§ **Collection entries**:
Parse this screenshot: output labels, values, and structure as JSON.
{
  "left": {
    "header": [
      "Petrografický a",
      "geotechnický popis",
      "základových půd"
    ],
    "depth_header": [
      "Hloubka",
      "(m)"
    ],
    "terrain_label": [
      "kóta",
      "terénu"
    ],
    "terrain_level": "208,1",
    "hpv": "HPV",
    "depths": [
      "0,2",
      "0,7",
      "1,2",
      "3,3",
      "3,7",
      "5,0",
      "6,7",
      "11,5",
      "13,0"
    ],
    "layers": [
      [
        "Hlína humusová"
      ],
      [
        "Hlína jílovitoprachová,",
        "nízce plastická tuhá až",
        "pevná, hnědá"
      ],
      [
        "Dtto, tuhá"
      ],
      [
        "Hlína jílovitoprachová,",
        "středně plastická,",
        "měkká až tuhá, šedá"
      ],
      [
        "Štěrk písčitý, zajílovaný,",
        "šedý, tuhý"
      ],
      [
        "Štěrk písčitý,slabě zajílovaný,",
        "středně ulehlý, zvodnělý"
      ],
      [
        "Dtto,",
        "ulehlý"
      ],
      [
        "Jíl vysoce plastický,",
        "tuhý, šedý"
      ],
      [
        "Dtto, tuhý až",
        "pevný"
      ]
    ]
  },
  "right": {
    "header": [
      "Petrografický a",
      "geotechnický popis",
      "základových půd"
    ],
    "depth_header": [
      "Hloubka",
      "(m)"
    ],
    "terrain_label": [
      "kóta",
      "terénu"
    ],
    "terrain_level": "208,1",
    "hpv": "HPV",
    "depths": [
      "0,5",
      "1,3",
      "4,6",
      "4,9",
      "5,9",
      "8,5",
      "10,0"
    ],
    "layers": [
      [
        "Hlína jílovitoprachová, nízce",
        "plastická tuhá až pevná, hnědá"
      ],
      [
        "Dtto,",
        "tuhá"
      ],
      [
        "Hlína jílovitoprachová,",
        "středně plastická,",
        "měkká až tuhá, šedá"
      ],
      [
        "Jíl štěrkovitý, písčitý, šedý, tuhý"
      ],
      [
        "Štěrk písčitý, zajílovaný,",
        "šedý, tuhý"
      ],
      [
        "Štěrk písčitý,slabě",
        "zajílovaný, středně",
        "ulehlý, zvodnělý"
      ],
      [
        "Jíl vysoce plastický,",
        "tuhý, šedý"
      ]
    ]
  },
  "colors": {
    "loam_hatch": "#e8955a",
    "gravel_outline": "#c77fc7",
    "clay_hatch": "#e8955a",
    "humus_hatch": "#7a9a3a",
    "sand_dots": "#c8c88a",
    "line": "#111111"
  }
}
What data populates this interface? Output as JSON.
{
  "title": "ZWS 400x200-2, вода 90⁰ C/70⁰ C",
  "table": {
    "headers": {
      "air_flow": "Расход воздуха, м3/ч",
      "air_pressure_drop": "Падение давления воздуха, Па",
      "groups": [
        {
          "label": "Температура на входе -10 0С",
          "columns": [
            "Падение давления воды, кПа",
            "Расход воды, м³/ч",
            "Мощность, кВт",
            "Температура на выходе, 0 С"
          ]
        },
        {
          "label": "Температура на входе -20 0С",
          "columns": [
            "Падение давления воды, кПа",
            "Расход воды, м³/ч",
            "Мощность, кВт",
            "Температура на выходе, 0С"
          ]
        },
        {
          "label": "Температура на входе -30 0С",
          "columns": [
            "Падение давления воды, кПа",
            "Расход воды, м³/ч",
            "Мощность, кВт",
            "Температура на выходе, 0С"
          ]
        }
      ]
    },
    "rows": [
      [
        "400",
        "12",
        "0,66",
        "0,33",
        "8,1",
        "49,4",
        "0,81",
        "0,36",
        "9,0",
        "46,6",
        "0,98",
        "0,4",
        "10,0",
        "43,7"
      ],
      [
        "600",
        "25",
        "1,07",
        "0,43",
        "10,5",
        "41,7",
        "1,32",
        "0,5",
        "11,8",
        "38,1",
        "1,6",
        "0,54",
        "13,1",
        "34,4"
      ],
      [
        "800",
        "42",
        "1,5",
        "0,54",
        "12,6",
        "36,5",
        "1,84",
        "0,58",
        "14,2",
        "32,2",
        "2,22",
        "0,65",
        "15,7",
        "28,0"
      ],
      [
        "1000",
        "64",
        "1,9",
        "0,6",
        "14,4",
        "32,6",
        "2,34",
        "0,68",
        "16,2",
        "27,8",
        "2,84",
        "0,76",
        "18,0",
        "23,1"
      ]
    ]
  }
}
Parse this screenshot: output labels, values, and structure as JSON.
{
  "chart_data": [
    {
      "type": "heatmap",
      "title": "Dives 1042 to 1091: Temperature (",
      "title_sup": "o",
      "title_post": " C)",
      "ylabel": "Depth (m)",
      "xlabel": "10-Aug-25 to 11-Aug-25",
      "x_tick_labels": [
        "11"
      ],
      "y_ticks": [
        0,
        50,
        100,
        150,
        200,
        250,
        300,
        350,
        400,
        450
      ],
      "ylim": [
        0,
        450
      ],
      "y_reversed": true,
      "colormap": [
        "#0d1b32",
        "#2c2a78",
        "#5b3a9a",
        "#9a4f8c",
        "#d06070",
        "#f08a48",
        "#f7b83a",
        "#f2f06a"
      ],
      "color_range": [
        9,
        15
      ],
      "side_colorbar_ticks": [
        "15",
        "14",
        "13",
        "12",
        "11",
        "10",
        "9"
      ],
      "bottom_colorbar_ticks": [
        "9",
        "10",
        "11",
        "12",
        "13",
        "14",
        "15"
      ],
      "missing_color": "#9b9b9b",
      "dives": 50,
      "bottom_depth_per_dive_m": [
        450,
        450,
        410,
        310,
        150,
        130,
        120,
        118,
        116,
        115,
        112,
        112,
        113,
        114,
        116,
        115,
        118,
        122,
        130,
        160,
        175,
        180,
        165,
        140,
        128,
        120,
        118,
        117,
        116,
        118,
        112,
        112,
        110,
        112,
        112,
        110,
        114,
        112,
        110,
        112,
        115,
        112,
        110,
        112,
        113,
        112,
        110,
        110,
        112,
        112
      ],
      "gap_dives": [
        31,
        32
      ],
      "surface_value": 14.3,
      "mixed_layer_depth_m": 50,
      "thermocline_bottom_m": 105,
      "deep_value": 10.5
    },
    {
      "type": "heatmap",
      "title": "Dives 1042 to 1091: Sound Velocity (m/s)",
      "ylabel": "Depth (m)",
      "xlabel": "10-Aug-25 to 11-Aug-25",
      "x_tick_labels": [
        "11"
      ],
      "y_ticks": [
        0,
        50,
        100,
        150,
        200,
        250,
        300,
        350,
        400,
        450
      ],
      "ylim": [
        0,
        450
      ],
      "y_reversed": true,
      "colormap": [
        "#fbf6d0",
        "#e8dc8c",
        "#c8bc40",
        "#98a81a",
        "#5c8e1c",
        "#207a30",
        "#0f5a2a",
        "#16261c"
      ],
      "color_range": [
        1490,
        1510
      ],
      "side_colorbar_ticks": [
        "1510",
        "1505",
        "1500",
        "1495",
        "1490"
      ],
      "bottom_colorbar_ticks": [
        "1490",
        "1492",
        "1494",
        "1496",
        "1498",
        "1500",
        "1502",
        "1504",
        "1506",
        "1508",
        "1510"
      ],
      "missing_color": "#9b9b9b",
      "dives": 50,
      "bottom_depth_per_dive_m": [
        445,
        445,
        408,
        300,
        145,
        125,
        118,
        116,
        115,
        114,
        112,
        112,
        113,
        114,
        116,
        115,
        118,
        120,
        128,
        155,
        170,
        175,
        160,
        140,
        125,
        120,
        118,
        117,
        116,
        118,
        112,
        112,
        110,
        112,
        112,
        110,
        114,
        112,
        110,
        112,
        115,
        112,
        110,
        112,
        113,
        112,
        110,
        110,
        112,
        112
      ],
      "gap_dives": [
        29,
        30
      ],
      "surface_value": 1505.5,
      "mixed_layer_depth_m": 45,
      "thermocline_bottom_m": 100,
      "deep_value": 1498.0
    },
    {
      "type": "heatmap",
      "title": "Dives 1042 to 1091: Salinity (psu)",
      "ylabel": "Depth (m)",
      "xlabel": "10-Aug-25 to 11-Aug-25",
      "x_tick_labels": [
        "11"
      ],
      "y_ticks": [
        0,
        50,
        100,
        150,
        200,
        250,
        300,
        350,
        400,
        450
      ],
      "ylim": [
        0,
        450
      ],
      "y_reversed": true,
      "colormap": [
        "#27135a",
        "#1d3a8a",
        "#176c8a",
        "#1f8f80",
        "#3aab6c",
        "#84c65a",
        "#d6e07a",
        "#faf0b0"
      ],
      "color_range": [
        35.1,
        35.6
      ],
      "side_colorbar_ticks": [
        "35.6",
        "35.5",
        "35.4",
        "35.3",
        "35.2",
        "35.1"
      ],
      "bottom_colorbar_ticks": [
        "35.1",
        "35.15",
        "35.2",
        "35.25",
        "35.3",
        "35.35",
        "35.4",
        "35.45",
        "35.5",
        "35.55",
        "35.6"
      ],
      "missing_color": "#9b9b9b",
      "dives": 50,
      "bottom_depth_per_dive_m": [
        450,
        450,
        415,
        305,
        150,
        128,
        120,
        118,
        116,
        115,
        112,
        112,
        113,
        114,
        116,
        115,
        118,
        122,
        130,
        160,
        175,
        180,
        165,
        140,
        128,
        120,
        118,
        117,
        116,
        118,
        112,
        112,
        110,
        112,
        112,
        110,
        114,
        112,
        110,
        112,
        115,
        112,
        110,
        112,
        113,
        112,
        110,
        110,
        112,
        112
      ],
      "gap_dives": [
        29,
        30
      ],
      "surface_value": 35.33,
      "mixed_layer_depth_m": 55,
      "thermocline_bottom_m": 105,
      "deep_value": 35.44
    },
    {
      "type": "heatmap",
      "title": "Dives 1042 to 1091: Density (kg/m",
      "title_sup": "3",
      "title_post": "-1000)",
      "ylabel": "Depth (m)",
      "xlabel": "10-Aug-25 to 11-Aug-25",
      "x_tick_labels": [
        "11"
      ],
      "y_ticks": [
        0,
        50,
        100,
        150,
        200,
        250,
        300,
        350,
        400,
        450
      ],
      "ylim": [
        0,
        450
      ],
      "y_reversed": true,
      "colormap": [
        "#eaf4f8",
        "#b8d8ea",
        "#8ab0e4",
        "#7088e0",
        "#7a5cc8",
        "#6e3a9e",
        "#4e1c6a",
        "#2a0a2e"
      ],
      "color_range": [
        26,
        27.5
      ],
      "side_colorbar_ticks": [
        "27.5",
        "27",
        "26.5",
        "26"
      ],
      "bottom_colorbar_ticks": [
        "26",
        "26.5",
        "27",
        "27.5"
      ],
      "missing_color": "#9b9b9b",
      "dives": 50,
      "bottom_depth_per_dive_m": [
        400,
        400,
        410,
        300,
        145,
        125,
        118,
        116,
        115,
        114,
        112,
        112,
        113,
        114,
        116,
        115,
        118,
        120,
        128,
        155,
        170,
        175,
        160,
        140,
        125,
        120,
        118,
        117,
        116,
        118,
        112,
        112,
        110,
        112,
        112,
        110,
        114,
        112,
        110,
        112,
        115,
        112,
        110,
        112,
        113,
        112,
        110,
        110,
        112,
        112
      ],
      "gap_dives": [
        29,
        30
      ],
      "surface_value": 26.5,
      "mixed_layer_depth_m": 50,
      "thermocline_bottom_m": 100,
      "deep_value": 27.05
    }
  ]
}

§ **GOAL OF THE EXERCISE**:
Identify and copy the lines holding the word "zajílovaný".

§ **SOLUTION TO THIS TASK**:
        "Štěrk písčitý, zajílovaný,",
        "Štěrk písčitý,slabě zajílovaný,",
        "Štěrk písčitý, zajílovaný,",
        "zajílovaný, středně",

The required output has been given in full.